— GIVEN PROBLEM —
Restate the entire listing word for word.

— ITEMS —
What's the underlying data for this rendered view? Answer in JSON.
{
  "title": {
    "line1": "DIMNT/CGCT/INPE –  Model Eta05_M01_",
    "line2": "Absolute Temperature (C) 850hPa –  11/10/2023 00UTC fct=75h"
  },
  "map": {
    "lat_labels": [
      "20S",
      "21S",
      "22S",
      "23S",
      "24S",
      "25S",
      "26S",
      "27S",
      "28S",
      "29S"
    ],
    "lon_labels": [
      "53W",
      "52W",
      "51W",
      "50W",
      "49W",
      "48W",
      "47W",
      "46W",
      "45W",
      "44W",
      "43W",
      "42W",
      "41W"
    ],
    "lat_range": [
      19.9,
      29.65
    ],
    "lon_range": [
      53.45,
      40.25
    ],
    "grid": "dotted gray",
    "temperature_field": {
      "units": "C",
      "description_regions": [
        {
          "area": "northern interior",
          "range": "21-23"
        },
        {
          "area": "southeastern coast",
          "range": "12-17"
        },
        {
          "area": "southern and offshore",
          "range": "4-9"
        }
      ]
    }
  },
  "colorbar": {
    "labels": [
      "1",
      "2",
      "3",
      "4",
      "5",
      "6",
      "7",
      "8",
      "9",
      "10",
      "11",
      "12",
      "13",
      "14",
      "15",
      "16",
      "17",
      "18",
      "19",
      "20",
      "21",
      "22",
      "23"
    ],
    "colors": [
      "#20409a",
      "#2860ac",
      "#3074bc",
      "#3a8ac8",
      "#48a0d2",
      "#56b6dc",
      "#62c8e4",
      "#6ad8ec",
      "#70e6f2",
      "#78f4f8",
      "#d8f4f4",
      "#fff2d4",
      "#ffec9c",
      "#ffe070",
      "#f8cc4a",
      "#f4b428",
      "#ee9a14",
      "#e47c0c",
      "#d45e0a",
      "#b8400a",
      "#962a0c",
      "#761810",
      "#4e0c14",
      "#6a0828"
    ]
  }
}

— EXPECTED OUTPUT —
What's the underlying data for this rendered view? Answer in JSON.
{
  "title": {
    "line1": "DIMNT/CGCT/INPE –  Model Eta05_M01_",
    "line2": "Absolute Temperature (C) 850hPa –  11/10/2023 00UTC fct=75h"
  },
  "map": {
    "lat_labels": [
      "20S",
      "21S",
      "22S",
      "23S",
      "24S",
      "25S",
      "26S",
      "27S",
      "28S",
      "29S"
    ],
    "lon_labels": [
      "53W",
      "52W",
      "51W",
      "50W",
      "49W",
      "48W",
      "47W",
      "46W",
      "45W",
      "44W",
      "43W",
      "42W",
      "41W"
    ],
    "lat_range": [
      19.9,
      29.65
    ],
    "lon_range": [
      53.45,
      40.25
    ],
    "grid": "dotted gray",
    "temperature_field": {
      "units": "C",
      "description_regions": [
        {
          "area": "northern interior",
          "range": "21-23"
        },
        {
          "area": "southeastern coast",
          "range": "12-17"
        },
        {
          "area": "southern and offshore",
          "range": "4-9"
        }
      ]
    }
  },
  "colorbar": {
    "labels": [
      "1",
      "2",
      "3",
      "4",
      "5",
      "6",
      "7",
      "8",
      "9",
      "10",
      "11",
      "12",
      "13",
      "14",
      "15",
      "16",
      "17",
      "18",
      "19",
      "20",
      "21",
      "22",
      "23"
    ],
    "colors": [
      "#20409a",
      "#2860ac",
      "#3074bc",
      "#3a8ac8",
      "#48a0d2",
      "#56b6dc",
      "#62c8e4",
      "#6ad8ec",
      "#70e6f2",
      "#78f4f8",
      "#d8f4f4",
      "#fff2d4",
      "#ffec9c",
      "#ffe070",
      "#f8cc4a",
      "#f4b428",
      "#ee9a14",
      "#e47c0c",
      "#d45e0a",
      "#b8400a",
      "#962a0c",
      "#761810",
      "#4e0c14",
      "#6a0828"
    ]
  }
}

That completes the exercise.